'''

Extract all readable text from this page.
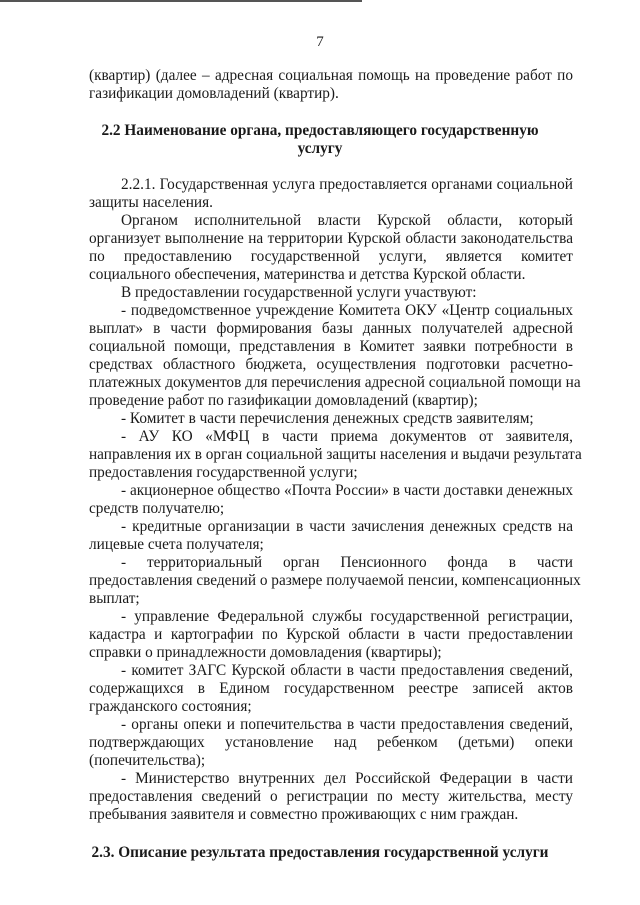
7
(квартир) (далее – адресная социальная помощь на проведение работ по
газификации домовладений (квартир).
2.2 Наименование органа, предоставляющего государственную
услугу
2.2.1. Государственная услуга предоставляется органами социальной
защиты населения.
Органом исполнительной власти Курской области, который
организует выполнение на территории Курской области законодательства
по предоставлению государственной услуги, является комитет
социального обеспечения, материнства и детства Курской области.
В предоставлении государственной услуги участвуют:
- подведомственное учреждение Комитета ОКУ «Центр социальных
выплат» в части формирования базы данных получателей адресной
социальной помощи, представления в Комитет заявки потребности в
средствах областного бюджета, осуществления подготовки расчетно-
платежных документов для перечисления адресной социальной помощи на
проведение работ по газификации домовладений (квартир);
- Комитет в части перечисления денежных средств заявителям;
- АУ КО «МФЦ в части приема документов от заявителя,
направления их в орган социальной защиты населения и выдачи результата
предоставления государственной услуги;
- акционерное общество «Почта России» в части доставки денежных
средств получателю;
- кредитные организации в части зачисления денежных средств на
лицевые счета получателя;
- территориальный орган Пенсионного фонда в части
предоставления сведений о размере получаемой пенсии, компенсационных
выплат;
- управление Федеральной службы государственной регистрации,
кадастра и картографии по Курской области в части предоставлении
справки о принадлежности домовладения (квартиры);
- комитет ЗАГС Курской области в части предоставления сведений,
содержащихся в Едином государственном реестре записей актов
гражданского состояния;
- органы опеки и попечительства в части предоставления сведений,
подтверждающих установление над ребенком (детьми) опеки
(попечительства);
- Министерство внутренних дел Российской Федерации в части
предоставления сведений о регистрации по месту жительства, месту
пребывания заявителя и совместно проживающих с ним граждан.
2.3. Описание результата предоставления государственной услуги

'''

» **YOUR GOAL**
Set the entries down again exactly. Do not include the images.

» **FINISHED EXERCISE**
Extract all readable text from this page.
7
(квартир) (далее – адресная социальная помощь на проведение работ по
газификации домовладений (квартир).
2.2 Наименование органа, предоставляющего государственную
услугу
2.2.1. Государственная услуга предоставляется органами социальной
защиты населения.
Органом исполнительной власти Курской области, который
организует выполнение на территории Курской области законодательства
по предоставлению государственной услуги, является комитет
социального обеспечения, материнства и детства Курской области.
В предоставлении государственной услуги участвуют:
- подведомственное учреждение Комитета ОКУ «Центр социальных
выплат» в части формирования базы данных получателей адресной
социальной помощи, представления в Комитет заявки потребности в
средствах областного бюджета, осуществления подготовки расчетно-
платежных документов для перечисления адресной социальной помощи на
проведение работ по газификации домовладений (квартир);
- Комитет в части перечисления денежных средств заявителям;
- АУ КО «МФЦ в части приема документов от заявителя,
направления их в орган социальной защиты населения и выдачи результата
предоставления государственной услуги;
- акционерное общество «Почта России» в части доставки денежных
средств получателю;
- кредитные организации в части зачисления денежных средств на
лицевые счета получателя;
- территориальный орган Пенсионного фонда в части
предоставления сведений о размере получаемой пенсии, компенсационных
выплат;
- управление Федеральной службы государственной регистрации,
кадастра и картографии по Курской области в части предоставлении
справки о принадлежности домовладения (квартиры);
- комитет ЗАГС Курской области в части предоставления сведений,
содержащихся в Едином государственном реестре записей актов
гражданского состояния;
- органы опеки и попечительства в части предоставления сведений,
подтверждающих установление над ребенком (детьми) опеки
(попечительства);
- Министерство внутренних дел Российской Федерации в части
предоставления сведений о регистрации по месту жительства, месту
пребывания заявителя и совместно проживающих с ним граждан.
2.3. Описание результата предоставления государственной услуги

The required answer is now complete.